§ YOUR INSTRUCTIONS:
Find all lines in the listing that include the word "były", then copy them.

§ TASK DATA:

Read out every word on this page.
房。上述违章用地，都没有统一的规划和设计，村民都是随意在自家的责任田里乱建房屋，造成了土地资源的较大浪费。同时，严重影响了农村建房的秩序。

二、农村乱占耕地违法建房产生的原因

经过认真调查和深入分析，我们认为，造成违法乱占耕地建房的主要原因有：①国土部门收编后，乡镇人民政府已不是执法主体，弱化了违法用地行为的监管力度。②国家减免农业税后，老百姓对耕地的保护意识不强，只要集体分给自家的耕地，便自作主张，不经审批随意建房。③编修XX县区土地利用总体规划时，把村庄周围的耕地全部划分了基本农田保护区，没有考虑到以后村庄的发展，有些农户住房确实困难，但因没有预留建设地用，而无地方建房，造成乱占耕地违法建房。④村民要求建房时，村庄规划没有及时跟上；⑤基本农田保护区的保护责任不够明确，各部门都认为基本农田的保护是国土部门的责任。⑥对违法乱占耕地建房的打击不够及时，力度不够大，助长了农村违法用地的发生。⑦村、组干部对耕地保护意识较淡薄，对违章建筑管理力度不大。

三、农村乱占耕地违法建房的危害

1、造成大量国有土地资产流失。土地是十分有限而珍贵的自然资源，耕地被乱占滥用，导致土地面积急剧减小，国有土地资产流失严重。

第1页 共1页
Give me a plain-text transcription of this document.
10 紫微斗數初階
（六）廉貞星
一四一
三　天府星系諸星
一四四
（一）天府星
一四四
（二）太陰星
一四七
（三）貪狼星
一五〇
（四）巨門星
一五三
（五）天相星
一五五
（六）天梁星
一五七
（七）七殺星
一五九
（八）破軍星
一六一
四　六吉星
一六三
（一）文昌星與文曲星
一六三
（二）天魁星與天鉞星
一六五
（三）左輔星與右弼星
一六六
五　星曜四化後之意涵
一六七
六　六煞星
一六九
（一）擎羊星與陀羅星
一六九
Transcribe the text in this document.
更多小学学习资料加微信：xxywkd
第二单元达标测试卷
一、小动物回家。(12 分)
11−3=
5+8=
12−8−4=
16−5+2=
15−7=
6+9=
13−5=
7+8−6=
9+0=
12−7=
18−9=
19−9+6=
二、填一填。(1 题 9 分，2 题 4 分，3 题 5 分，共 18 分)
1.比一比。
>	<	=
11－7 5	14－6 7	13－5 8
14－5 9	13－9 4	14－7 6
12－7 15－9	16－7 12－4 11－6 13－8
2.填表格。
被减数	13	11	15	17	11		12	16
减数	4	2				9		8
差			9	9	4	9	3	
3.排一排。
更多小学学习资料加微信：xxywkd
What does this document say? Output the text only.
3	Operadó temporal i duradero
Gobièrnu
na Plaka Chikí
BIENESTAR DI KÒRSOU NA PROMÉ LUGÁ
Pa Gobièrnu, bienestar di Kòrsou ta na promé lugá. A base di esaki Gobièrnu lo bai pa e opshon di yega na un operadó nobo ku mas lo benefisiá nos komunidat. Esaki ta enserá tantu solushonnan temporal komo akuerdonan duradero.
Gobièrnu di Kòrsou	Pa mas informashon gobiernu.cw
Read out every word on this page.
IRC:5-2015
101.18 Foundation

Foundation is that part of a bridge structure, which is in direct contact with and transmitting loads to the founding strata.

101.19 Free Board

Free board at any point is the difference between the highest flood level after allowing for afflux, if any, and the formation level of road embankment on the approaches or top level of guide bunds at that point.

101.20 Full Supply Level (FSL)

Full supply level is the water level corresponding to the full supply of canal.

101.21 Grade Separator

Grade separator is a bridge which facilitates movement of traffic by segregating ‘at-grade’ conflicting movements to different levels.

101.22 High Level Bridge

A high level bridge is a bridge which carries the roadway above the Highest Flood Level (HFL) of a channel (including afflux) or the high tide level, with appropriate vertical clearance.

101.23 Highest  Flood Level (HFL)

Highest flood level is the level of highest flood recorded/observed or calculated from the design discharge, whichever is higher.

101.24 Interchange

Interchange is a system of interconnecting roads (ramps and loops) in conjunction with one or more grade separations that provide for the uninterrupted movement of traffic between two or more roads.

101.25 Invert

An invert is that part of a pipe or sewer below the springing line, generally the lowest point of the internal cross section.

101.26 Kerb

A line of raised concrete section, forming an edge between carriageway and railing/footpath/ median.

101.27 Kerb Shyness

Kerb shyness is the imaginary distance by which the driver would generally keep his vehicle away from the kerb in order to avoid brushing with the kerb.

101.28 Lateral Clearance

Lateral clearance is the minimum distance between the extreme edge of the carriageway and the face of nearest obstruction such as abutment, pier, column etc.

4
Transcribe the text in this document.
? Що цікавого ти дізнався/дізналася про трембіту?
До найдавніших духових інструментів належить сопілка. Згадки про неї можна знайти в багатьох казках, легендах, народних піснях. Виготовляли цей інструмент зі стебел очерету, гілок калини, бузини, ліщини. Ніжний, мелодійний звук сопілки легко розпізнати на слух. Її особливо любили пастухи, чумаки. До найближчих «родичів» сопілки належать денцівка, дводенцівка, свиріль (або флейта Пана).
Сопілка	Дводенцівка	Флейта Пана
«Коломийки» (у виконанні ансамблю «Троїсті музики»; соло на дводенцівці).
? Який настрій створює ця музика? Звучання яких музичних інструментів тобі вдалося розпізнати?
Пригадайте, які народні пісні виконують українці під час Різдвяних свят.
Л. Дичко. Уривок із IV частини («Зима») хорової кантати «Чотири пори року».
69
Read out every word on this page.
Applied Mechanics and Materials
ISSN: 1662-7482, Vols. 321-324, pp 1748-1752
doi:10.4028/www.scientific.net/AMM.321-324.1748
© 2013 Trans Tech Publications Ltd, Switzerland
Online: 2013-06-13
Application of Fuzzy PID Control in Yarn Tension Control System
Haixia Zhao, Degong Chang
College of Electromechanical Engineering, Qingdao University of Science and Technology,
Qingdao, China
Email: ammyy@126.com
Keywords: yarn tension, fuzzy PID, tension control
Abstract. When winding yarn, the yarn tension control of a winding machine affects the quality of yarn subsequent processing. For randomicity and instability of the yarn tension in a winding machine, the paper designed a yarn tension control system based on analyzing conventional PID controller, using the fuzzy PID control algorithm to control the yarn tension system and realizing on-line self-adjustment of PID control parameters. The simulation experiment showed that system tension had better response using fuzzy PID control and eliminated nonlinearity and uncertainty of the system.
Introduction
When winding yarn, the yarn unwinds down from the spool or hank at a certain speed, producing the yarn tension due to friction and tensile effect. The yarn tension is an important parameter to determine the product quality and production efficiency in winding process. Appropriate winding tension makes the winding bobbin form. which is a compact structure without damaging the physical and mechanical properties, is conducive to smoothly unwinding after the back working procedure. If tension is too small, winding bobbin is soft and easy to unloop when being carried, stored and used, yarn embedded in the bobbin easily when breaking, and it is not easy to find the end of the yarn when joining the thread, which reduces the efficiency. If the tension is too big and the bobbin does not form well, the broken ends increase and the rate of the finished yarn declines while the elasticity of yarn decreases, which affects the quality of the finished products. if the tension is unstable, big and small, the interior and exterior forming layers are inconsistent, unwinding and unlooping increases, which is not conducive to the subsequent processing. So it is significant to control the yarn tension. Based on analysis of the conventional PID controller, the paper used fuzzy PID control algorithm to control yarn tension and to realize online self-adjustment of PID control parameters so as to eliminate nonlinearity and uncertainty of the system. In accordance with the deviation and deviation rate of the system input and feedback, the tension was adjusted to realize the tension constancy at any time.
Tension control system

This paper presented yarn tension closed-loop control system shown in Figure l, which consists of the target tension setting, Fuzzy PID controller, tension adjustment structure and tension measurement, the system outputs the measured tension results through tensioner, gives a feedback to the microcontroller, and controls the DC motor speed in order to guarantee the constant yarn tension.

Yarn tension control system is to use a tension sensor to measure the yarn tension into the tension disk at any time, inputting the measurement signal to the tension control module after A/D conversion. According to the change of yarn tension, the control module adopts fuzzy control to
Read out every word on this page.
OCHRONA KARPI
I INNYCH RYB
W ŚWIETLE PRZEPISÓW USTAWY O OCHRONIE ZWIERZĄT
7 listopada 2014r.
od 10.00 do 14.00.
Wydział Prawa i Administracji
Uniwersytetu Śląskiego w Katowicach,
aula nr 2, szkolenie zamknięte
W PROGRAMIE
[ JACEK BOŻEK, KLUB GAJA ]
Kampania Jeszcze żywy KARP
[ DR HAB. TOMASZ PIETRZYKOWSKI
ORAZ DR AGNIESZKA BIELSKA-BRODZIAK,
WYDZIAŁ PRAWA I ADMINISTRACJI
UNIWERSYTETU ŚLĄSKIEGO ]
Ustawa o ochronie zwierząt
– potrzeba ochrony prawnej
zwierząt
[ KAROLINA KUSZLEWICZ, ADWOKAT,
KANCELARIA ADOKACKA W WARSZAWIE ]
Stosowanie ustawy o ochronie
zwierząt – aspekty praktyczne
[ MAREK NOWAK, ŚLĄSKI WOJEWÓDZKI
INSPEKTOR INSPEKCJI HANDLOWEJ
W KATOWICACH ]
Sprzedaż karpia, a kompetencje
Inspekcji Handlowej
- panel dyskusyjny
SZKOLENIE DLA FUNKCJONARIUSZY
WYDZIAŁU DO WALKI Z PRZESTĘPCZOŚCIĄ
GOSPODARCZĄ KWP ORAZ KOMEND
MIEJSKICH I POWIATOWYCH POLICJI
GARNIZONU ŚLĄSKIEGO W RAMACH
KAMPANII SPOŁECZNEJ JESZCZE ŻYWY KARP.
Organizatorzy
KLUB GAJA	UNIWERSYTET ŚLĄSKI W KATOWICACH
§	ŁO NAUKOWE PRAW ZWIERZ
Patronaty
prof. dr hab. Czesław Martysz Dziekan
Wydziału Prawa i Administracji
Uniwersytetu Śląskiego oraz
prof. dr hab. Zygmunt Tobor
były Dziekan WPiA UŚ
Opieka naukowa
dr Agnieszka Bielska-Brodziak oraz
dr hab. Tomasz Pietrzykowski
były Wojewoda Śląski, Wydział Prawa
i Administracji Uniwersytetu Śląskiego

§ TASK ANSWER:
były Dziekan WPiA UŚ
były Wojewoda Śląski, Wydział Prawa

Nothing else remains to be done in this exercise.